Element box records
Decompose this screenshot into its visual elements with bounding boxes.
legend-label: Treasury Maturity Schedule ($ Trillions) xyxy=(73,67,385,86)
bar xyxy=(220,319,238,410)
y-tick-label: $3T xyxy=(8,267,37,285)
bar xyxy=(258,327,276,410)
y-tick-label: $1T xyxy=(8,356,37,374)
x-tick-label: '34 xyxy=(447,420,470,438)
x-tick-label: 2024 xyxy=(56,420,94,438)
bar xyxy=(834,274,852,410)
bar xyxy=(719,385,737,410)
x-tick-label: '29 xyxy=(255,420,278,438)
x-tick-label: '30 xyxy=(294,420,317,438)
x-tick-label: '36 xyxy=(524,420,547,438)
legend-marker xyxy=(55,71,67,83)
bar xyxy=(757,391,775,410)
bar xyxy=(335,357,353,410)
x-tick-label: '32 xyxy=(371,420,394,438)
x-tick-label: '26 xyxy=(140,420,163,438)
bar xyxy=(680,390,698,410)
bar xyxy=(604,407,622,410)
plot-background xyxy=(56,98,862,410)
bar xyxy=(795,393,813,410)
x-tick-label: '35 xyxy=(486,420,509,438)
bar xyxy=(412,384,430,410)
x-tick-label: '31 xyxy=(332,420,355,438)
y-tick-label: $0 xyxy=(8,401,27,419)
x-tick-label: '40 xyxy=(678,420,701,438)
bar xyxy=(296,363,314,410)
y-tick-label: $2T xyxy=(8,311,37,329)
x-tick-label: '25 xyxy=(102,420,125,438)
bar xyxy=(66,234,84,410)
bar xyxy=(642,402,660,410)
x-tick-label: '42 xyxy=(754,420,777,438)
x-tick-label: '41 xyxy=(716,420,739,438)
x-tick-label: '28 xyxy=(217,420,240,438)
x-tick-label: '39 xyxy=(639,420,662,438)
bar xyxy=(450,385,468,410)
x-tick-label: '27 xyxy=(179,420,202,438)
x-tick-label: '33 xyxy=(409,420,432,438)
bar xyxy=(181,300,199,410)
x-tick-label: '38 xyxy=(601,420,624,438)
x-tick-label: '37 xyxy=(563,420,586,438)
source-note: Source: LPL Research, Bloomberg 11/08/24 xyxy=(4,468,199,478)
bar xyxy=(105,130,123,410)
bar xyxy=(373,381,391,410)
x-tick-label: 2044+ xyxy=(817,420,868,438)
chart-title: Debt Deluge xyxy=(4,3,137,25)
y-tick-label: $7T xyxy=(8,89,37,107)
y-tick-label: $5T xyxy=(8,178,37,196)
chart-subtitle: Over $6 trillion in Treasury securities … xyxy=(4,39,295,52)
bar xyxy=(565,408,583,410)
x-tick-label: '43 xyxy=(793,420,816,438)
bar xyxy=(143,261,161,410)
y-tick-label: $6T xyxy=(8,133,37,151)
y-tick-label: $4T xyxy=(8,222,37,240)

Instructions to follow: Update the items from the start through the line containing "x-tick-label: '26 xyxy=(140,420,163,438)" by replacing "bar" with "column", leaving everything else unchanged. Give only those lines.

Answer for this exercise:
Decompose this screenshot into its visual elements with bounding boxes.
legend-label: Treasury Maturity Schedule ($ Trillions) xyxy=(73,67,385,86)
column xyxy=(220,319,238,410)
y-tick-label: $3T xyxy=(8,267,37,285)
column xyxy=(258,327,276,410)
y-tick-label: $1T xyxy=(8,356,37,374)
x-tick-label: '34 xyxy=(447,420,470,438)
x-tick-label: 2024 xyxy=(56,420,94,438)
column xyxy=(834,274,852,410)
column xyxy=(719,385,737,410)
x-tick-label: '29 xyxy=(255,420,278,438)
x-tick-label: '30 xyxy=(294,420,317,438)
x-tick-label: '36 xyxy=(524,420,547,438)
legend-marker xyxy=(55,71,67,83)
column xyxy=(757,391,775,410)
column xyxy=(335,357,353,410)
x-tick-label: '32 xyxy=(371,420,394,438)
x-tick-label: '26 xyxy=(140,420,163,438)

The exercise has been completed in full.